(Dataset rows about figures)
——————
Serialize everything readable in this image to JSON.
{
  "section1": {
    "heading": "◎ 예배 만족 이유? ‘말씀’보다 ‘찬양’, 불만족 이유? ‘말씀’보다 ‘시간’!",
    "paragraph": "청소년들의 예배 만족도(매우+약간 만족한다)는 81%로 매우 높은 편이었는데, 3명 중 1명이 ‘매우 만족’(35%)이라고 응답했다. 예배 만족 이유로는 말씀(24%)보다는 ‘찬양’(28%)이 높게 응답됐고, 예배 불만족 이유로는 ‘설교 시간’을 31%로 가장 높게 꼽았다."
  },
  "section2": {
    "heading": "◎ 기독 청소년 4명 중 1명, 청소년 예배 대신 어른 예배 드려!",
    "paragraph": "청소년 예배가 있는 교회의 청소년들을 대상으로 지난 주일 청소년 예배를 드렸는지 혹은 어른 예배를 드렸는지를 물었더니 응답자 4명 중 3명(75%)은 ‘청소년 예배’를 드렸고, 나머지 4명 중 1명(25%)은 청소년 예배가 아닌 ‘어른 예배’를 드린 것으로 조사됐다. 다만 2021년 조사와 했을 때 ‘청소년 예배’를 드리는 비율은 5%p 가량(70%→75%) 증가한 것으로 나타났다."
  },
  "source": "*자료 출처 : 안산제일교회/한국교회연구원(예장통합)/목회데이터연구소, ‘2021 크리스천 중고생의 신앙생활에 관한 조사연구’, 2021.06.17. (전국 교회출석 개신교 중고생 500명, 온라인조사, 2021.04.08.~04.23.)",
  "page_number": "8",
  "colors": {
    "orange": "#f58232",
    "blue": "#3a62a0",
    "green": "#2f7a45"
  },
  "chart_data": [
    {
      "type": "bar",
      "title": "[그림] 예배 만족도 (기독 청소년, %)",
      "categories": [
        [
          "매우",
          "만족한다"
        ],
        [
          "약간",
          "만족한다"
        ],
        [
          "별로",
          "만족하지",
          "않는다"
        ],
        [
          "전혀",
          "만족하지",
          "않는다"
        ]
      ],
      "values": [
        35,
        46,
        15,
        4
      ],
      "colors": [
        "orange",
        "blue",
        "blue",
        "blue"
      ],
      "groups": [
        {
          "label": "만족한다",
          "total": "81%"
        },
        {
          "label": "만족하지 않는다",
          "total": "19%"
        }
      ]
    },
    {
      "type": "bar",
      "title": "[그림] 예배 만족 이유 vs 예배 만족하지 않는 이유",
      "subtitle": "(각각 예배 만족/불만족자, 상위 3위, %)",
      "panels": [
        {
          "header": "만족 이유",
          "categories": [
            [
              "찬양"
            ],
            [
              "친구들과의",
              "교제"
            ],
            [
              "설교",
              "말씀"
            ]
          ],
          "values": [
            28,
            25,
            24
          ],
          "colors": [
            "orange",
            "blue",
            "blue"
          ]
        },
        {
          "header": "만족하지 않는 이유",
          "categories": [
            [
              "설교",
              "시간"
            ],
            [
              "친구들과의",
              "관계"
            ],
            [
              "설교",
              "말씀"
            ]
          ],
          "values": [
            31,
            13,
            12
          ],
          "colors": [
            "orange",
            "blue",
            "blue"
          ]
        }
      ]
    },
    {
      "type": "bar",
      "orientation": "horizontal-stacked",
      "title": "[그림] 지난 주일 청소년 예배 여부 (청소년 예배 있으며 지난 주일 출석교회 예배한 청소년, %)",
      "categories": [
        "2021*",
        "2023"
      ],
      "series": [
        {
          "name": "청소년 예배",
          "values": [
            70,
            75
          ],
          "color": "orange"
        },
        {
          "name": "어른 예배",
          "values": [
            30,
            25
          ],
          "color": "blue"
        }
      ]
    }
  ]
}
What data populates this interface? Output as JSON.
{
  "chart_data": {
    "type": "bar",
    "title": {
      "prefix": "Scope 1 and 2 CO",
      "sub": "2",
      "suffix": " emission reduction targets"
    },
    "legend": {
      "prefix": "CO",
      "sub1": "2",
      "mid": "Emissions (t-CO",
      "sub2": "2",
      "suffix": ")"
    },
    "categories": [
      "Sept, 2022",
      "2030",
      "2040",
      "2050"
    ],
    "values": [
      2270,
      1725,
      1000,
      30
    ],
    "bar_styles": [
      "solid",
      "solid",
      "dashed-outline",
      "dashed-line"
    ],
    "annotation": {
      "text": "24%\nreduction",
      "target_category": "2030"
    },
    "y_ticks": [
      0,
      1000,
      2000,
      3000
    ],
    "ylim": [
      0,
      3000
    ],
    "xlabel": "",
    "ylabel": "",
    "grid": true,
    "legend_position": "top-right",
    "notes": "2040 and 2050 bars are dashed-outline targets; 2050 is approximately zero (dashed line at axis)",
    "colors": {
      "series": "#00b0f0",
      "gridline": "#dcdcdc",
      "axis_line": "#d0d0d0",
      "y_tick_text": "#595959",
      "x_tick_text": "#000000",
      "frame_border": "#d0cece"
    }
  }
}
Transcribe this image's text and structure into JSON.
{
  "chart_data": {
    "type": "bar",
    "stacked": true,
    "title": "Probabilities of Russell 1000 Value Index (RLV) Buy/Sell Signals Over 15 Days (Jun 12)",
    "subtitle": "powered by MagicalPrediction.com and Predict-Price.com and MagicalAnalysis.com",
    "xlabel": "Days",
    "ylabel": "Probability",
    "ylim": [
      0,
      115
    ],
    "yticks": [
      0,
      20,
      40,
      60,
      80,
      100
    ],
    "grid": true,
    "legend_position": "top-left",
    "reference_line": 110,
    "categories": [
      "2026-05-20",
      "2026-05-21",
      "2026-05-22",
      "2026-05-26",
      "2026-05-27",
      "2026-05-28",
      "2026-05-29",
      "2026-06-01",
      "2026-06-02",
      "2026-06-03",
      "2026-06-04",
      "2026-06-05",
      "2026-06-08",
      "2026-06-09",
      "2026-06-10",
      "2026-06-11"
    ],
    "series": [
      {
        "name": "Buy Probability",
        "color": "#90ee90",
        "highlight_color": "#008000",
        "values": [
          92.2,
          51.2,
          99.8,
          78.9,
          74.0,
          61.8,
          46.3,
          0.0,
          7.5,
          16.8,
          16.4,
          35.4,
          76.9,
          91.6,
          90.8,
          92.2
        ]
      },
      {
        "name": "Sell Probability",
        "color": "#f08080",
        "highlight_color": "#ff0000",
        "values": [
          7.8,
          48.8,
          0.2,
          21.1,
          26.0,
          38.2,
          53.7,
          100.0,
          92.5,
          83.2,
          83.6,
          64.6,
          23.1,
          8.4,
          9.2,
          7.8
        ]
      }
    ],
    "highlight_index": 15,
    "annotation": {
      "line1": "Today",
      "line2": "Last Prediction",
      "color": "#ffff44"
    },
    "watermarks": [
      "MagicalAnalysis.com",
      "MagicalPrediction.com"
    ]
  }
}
——————
Challenge =>
Show every line where the string "orange" appears.

Output for this exercise =>
    "orange": "#f58232",
        "orange",
            "orange",
            "orange",
          "color": "orange"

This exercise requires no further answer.